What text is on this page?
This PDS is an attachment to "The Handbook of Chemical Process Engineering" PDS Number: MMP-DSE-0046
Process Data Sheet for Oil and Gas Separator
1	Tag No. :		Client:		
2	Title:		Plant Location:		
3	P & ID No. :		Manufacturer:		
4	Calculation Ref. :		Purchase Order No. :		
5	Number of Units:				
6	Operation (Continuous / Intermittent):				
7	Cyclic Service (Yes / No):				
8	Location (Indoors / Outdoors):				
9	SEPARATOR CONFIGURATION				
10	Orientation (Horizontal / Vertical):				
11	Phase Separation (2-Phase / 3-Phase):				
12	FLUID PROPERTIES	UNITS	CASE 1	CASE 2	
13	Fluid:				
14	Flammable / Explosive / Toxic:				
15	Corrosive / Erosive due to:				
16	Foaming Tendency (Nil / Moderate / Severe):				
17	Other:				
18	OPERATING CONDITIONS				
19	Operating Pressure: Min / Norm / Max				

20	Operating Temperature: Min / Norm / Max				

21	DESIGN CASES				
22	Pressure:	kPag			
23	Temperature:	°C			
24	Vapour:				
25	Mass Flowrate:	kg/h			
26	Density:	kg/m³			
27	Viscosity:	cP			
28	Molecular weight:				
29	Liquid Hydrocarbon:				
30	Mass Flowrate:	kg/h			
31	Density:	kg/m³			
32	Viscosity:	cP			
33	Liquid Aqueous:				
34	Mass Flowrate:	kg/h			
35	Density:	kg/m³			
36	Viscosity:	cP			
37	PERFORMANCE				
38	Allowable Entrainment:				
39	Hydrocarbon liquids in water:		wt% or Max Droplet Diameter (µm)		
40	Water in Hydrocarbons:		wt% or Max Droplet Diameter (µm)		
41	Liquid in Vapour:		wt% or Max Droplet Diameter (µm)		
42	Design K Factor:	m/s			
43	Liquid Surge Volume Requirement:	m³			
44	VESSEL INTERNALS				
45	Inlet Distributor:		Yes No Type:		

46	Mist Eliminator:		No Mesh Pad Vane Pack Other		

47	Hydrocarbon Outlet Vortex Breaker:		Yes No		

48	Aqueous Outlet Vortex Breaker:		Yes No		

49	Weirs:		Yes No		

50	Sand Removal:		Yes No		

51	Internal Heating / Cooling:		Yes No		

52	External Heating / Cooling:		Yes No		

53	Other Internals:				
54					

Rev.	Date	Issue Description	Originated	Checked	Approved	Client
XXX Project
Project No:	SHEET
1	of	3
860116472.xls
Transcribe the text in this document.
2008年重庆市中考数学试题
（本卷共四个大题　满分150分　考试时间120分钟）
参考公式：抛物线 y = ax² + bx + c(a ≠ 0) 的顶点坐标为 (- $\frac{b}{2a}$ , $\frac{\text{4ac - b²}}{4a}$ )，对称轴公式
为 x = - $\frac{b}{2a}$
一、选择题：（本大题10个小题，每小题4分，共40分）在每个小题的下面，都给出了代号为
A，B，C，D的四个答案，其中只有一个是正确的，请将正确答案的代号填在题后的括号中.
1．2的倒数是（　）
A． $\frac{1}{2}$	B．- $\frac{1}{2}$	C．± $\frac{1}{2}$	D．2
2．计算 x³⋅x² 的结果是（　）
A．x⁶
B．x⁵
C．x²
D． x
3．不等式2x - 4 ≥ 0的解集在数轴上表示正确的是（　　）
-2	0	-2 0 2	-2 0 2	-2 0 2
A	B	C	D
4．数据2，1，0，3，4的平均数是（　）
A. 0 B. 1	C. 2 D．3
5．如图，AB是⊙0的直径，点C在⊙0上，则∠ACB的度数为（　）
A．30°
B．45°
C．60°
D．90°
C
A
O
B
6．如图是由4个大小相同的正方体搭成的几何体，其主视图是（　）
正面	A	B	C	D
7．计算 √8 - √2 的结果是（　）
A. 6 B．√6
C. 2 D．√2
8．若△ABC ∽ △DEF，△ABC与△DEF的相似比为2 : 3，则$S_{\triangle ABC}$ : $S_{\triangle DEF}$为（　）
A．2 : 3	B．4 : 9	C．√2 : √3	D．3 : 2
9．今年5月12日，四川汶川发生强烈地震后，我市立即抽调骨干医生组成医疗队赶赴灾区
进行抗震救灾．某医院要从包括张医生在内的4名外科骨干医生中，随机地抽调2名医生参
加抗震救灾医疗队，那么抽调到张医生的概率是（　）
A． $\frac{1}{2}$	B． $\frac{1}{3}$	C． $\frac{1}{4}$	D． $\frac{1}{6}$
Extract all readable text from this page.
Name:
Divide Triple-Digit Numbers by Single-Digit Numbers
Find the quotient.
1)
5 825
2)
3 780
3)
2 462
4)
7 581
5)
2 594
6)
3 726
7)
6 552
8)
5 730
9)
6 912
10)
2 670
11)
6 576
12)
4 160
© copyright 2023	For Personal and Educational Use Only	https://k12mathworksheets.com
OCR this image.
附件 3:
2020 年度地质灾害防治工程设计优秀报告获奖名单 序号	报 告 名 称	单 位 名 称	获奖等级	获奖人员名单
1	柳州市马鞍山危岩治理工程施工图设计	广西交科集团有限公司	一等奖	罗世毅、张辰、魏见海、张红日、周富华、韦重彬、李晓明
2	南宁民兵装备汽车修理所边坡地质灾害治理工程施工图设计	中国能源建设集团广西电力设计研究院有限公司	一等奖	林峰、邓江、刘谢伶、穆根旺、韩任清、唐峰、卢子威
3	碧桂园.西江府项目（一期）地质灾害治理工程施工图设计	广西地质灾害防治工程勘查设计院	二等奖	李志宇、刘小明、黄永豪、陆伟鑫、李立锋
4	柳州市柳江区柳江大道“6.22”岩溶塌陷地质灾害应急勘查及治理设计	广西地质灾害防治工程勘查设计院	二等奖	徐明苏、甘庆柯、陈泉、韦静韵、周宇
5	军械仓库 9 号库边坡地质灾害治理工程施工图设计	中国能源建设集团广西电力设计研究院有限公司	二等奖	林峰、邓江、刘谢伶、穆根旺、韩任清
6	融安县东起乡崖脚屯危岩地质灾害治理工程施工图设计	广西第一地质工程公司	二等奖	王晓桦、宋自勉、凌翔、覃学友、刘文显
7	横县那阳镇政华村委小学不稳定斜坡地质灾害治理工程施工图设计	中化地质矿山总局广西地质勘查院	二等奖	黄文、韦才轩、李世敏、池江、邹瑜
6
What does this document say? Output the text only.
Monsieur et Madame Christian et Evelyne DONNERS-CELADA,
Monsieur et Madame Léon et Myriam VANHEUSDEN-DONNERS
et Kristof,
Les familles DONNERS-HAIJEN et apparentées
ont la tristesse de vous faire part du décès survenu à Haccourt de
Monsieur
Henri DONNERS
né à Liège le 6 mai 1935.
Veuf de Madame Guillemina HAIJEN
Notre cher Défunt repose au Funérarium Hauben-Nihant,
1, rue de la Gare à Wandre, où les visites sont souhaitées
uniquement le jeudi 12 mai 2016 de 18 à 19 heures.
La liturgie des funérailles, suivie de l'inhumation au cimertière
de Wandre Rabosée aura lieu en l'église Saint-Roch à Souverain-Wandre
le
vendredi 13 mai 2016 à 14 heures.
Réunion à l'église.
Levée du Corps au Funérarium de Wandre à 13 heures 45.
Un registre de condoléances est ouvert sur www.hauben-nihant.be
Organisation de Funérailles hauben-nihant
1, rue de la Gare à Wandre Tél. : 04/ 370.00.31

━━━━━━━━━━━━━━━━━━━━

Retype the listing. Match it exactly.

What text is on this page?
This PDS is an attachment to "The Handbook of Chemical Process Engineering" PDS Number: MMP-DSE-0046
Process Data Sheet for Oil and Gas Separator
1	Tag No. :		Client:		
2	Title:		Plant Location:		
3	P & ID No. :		Manufacturer:		
4	Calculation Ref. :		Purchase Order No. :		
5	Number of Units:				
6	Operation (Continuous / Intermittent):				
7	Cyclic Service (Yes / No):				
8	Location (Indoors / Outdoors):				
9	SEPARATOR CONFIGURATION				
10	Orientation (Horizontal / Vertical):				
11	Phase Separation (2-Phase / 3-Phase):				
12	FLUID PROPERTIES	UNITS	CASE 1	CASE 2	
13	Fluid:				
14	Flammable / Explosive / Toxic:				
15	Corrosive / Erosive due to:				
16	Foaming Tendency (Nil / Moderate / Severe):				
17	Other:				
18	OPERATING CONDITIONS				
19	Operating Pressure: Min / Norm / Max				

20	Operating Temperature: Min / Norm / Max				

21	DESIGN CASES				
22	Pressure:	kPag			
23	Temperature:	°C			
24	Vapour:				
25	Mass Flowrate:	kg/h			
26	Density:	kg/m³			
27	Viscosity:	cP			
28	Molecular weight:				
29	Liquid Hydrocarbon:				
30	Mass Flowrate:	kg/h			
31	Density:	kg/m³			
32	Viscosity:	cP			
33	Liquid Aqueous:				
34	Mass Flowrate:	kg/h			
35	Density:	kg/m³			
36	Viscosity:	cP			
37	PERFORMANCE				
38	Allowable Entrainment:				
39	Hydrocarbon liquids in water:		wt% or Max Droplet Diameter (µm)		
40	Water in Hydrocarbons:		wt% or Max Droplet Diameter (µm)		
41	Liquid in Vapour:		wt% or Max Droplet Diameter (µm)		
42	Design K Factor:	m/s			
43	Liquid Surge Volume Requirement:	m³			
44	VESSEL INTERNALS				
45	Inlet Distributor:		Yes No Type:		

46	Mist Eliminator:		No Mesh Pad Vane Pack Other		

47	Hydrocarbon Outlet Vortex Breaker:		Yes No		

48	Aqueous Outlet Vortex Breaker:		Yes No		

49	Weirs:		Yes No		

50	Sand Removal:		Yes No		

51	Internal Heating / Cooling:		Yes No		

52	External Heating / Cooling:		Yes No		

53	Other Internals:				
54					

Rev.	Date	Issue Description	Originated	Checked	Approved	Client
XXX Project
Project No:	SHEET
1	of	3
860116472.xls
Transcribe the text in this document.
2008年重庆市中考数学试题
（本卷共四个大题　满分150分　考试时间120分钟）
参考公式：抛物线 y = ax² + bx + c(a ≠ 0) 的顶点坐标为 (- $\frac{b}{2a}$ , $\frac{\text{4ac - b²}}{4a}$ )，对称轴公式
为 x = - $\frac{b}{2a}$
一、选择题：（本大题10个小题，每小题4分，共40分）在每个小题的下面，都给出了代号为
A，B，C，D的四个答案，其中只有一个是正确的，请将正确答案的代号填在题后的括号中.
1．2的倒数是（　）
A． $\frac{1}{2}$	B．- $\frac{1}{2}$	C．± $\frac{1}{2}$	D．2
2．计算 x³⋅x² 的结果是（　）
A．x⁶
B．x⁵
C．x²
D． x
3．不等式2x - 4 ≥ 0的解集在数轴上表示正确的是（　　）
-2	0	-2 0 2	-2 0 2	-2 0 2
A	B	C	D
4．数据2，1，0，3，4的平均数是（　）
A. 0 B. 1	C. 2 D．3
5．如图，AB是⊙0的直径，点C在⊙0上，则∠ACB的度数为（　）
A．30°
B．45°
C．60°
D．90°
C
A
O
B
6．如图是由4个大小相同的正方体搭成的几何体，其主视图是（　）
正面	A	B	C	D
7．计算 √8 - √2 的结果是（　）
A. 6 B．√6
C. 2 D．√2
8．若△ABC ∽ △DEF，△ABC与△DEF的相似比为2 : 3，则$S_{\triangle ABC}$ : $S_{\triangle DEF}$为（　）
A．2 : 3	B．4 : 9	C．√2 : √3	D．3 : 2
9．今年5月12日，四川汶川发生强烈地震后，我市立即抽调骨干医生组成医疗队赶赴灾区
进行抗震救灾．某医院要从包括张医生在内的4名外科骨干医生中，随机地抽调2名医生参
加抗震救灾医疗队，那么抽调到张医生的概率是（　）
A． $\frac{1}{2}$	B． $\frac{1}{3}$	C． $\frac{1}{4}$	D． $\frac{1}{6}$
Extract all readable text from this page.
Name:
Divide Triple-Digit Numbers by Single-Digit Numbers
Find the quotient.
1)
5 825
2)
3 780
3)
2 462
4)
7 581
5)
2 594
6)
3 726
7)
6 552
8)
5 730
9)
6 912
10)
2 670
11)
6 576
12)
4 160
© copyright 2023	For Personal and Educational Use Only	https://k12mathworksheets.com
OCR this image.
附件 3:
2020 年度地质灾害防治工程设计优秀报告获奖名单 序号	报 告 名 称	单 位 名 称	获奖等级	获奖人员名单
1	柳州市马鞍山危岩治理工程施工图设计	广西交科集团有限公司	一等奖	罗世毅、张辰、魏见海、张红日、周富华、韦重彬、李晓明
2	南宁民兵装备汽车修理所边坡地质灾害治理工程施工图设计	中国能源建设集团广西电力设计研究院有限公司	一等奖	林峰、邓江、刘谢伶、穆根旺、韩任清、唐峰、卢子威
3	碧桂园.西江府项目（一期）地质灾害治理工程施工图设计	广西地质灾害防治工程勘查设计院	二等奖	李志宇、刘小明、黄永豪、陆伟鑫、李立锋
4	柳州市柳江区柳江大道“6.22”岩溶塌陷地质灾害应急勘查及治理设计	广西地质灾害防治工程勘查设计院	二等奖	徐明苏、甘庆柯、陈泉、韦静韵、周宇
5	军械仓库 9 号库边坡地质灾害治理工程施工图设计	中国能源建设集团广西电力设计研究院有限公司	二等奖	林峰、邓江、刘谢伶、穆根旺、韩任清
6	融安县东起乡崖脚屯危岩地质灾害治理工程施工图设计	广西第一地质工程公司	二等奖	王晓桦、宋自勉、凌翔、覃学友、刘文显
7	横县那阳镇政华村委小学不稳定斜坡地质灾害治理工程施工图设计	中化地质矿山总局广西地质勘查院	二等奖	黄文、韦才轩、李世敏、池江、邹瑜
6
What does this document say? Output the text only.
Monsieur et Madame Christian et Evelyne DONNERS-CELADA,
Monsieur et Madame Léon et Myriam VANHEUSDEN-DONNERS
et Kristof,
Les familles DONNERS-HAIJEN et apparentées
ont la tristesse de vous faire part du décès survenu à Haccourt de
Monsieur
Henri DONNERS
né à Liège le 6 mai 1935.
Veuf de Madame Guillemina HAIJEN
Notre cher Défunt repose au Funérarium Hauben-Nihant,
1, rue de la Gare à Wandre, où les visites sont souhaitées
uniquement le jeudi 12 mai 2016 de 18 à 19 heures.
La liturgie des funérailles, suivie de l'inhumation au cimertière
de Wandre Rabosée aura lieu en l'église Saint-Roch à Souverain-Wandre
le
vendredi 13 mai 2016 à 14 heures.
Réunion à l'église.
Levée du Corps au Funérarium de Wandre à 13 heures 45.
Un registre de condoléances est ouvert sur www.hauben-nihant.be
Organisation de Funérailles hauben-nihant
1, rue de la Gare à Wandre Tél. : 04/ 370.00.31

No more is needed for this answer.